Copy the records that follow exactly, leaving nothing out.
═════ Data extract
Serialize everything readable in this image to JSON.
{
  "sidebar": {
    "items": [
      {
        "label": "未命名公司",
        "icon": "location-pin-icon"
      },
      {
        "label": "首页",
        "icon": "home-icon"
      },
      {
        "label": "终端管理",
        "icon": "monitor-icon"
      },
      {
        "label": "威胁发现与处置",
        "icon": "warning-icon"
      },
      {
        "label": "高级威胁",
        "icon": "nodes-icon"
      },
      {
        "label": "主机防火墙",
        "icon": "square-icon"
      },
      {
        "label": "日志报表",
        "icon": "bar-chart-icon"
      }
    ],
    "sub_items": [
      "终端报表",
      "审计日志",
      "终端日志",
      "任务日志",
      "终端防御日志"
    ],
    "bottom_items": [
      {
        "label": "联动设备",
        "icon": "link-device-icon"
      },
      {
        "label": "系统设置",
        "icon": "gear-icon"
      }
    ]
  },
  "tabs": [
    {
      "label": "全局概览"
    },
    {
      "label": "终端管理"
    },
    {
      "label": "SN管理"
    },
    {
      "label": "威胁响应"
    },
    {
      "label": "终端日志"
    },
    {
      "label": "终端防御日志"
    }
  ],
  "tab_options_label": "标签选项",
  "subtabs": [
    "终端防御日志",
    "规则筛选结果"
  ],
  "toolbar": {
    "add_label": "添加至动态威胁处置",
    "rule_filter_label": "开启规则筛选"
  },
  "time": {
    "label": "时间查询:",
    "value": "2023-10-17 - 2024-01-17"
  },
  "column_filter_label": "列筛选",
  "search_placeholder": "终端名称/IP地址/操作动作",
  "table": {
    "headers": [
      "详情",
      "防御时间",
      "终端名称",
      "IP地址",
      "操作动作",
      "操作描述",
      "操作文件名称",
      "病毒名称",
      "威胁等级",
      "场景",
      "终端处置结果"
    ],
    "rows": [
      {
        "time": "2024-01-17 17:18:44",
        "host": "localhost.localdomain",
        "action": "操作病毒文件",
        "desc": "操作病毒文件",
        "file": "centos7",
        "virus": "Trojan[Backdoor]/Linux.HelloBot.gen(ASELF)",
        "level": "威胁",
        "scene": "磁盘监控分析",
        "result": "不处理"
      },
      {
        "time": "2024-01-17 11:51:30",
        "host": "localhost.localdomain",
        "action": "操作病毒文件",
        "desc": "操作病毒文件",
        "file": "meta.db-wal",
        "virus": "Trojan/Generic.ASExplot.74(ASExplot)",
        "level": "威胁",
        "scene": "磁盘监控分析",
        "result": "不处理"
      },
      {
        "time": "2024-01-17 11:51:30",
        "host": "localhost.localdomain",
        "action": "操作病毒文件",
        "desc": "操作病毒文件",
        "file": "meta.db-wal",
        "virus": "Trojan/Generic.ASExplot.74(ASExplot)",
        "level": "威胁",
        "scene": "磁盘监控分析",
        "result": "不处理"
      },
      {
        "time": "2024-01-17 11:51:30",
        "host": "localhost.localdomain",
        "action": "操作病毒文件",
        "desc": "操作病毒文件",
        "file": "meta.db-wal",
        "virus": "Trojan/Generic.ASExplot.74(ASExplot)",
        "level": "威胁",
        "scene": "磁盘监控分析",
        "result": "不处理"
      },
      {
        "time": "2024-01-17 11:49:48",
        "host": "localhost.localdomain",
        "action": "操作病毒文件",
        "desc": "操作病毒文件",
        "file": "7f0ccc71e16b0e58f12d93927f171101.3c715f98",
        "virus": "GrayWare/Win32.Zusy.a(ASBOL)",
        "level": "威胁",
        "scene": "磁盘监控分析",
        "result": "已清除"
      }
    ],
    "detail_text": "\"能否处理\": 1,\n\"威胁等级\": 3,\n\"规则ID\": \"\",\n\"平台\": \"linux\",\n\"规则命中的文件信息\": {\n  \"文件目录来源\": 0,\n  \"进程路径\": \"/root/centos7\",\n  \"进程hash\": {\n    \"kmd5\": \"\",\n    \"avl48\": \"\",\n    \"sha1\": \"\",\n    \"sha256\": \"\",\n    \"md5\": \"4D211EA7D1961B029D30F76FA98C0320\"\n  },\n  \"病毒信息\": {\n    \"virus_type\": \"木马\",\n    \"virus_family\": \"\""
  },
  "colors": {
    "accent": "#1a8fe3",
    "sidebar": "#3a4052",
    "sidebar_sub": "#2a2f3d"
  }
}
══════════
**Solution to the exercise**:
Serialize everything readable in this image to JSON.
{
  "sidebar": {
    "items": [
      {
        "label": "未命名公司",
        "icon": "location-pin-icon"
      },
      {
        "label": "首页",
        "icon": "home-icon"
      },
      {
        "label": "终端管理",
        "icon": "monitor-icon"
      },
      {
        "label": "威胁发现与处置",
        "icon": "warning-icon"
      },
      {
        "label": "高级威胁",
        "icon": "nodes-icon"
      },
      {
        "label": "主机防火墙",
        "icon": "square-icon"
      },
      {
        "label": "日志报表",
        "icon": "bar-chart-icon"
      }
    ],
    "sub_items": [
      "终端报表",
      "审计日志",
      "终端日志",
      "任务日志",
      "终端防御日志"
    ],
    "bottom_items": [
      {
        "label": "联动设备",
        "icon": "link-device-icon"
      },
      {
        "label": "系统设置",
        "icon": "gear-icon"
      }
    ]
  },
  "tabs": [
    {
      "label": "全局概览"
    },
    {
      "label": "终端管理"
    },
    {
      "label": "SN管理"
    },
    {
      "label": "威胁响应"
    },
    {
      "label": "终端日志"
    },
    {
      "label": "终端防御日志"
    }
  ],
  "tab_options_label": "标签选项",
  "subtabs": [
    "终端防御日志",
    "规则筛选结果"
  ],
  "toolbar": {
    "add_label": "添加至动态威胁处置",
    "rule_filter_label": "开启规则筛选"
  },
  "time": {
    "label": "时间查询:",
    "value": "2023-10-17 - 2024-01-17"
  },
  "column_filter_label": "列筛选",
  "search_placeholder": "终端名称/IP地址/操作动作",
  "table": {
    "headers": [
      "详情",
      "防御时间",
      "终端名称",
      "IP地址",
      "操作动作",
      "操作描述",
      "操作文件名称",
      "病毒名称",
      "威胁等级",
      "场景",
      "终端处置结果"
    ],
    "rows": [
      {
        "time": "2024-01-17 17:18:44",
        "host": "localhost.localdomain",
        "action": "操作病毒文件",
        "desc": "操作病毒文件",
        "file": "centos7",
        "virus": "Trojan[Backdoor]/Linux.HelloBot.gen(ASELF)",
        "level": "威胁",
        "scene": "磁盘监控分析",
        "result": "不处理"
      },
      {
        "time": "2024-01-17 11:51:30",
        "host": "localhost.localdomain",
        "action": "操作病毒文件",
        "desc": "操作病毒文件",
        "file": "meta.db-wal",
        "virus": "Trojan/Generic.ASExplot.74(ASExplot)",
        "level": "威胁",
        "scene": "磁盘监控分析",
        "result": "不处理"
      },
      {
        "time": "2024-01-17 11:51:30",
        "host": "localhost.localdomain",
        "action": "操作病毒文件",
        "desc": "操作病毒文件",
        "file": "meta.db-wal",
        "virus": "Trojan/Generic.ASExplot.74(ASExplot)",
        "level": "威胁",
        "scene": "磁盘监控分析",
        "result": "不处理"
      },
      {
        "time": "2024-01-17 11:51:30",
        "host": "localhost.localdomain",
        "action": "操作病毒文件",
        "desc": "操作病毒文件",
        "file": "meta.db-wal",
        "virus": "Trojan/Generic.ASExplot.74(ASExplot)",
        "level": "威胁",
        "scene": "磁盘监控分析",
        "result": "不处理"
      },
      {
        "time": "2024-01-17 11:49:48",
        "host": "localhost.localdomain",
        "action": "操作病毒文件",
        "desc": "操作病毒文件",
        "file": "7f0ccc71e16b0e58f12d93927f171101.3c715f98",
        "virus": "GrayWare/Win32.Zusy.a(ASBOL)",
        "level": "威胁",
        "scene": "磁盘监控分析",
        "result": "已清除"
      }
    ],
    "detail_text": "\"能否处理\": 1,\n\"威胁等级\": 3,\n\"规则ID\": \"\",\n\"平台\": \"linux\",\n\"规则命中的文件信息\": {\n  \"文件目录来源\": 0,\n  \"进程路径\": \"/root/centos7\",\n  \"进程hash\": {\n    \"kmd5\": \"\",\n    \"avl48\": \"\",\n    \"sha1\": \"\",\n    \"sha256\": \"\",\n    \"md5\": \"4D211EA7D1961B029D30F76FA98C0320\"\n  },\n  \"病毒信息\": {\n    \"virus_type\": \"木马\",\n    \"virus_family\": \"\""
  },
  "colors": {
    "accent": "#1a8fe3",
    "sidebar": "#3a4052",
    "sidebar_sub": "#2a2f3d"
  }
}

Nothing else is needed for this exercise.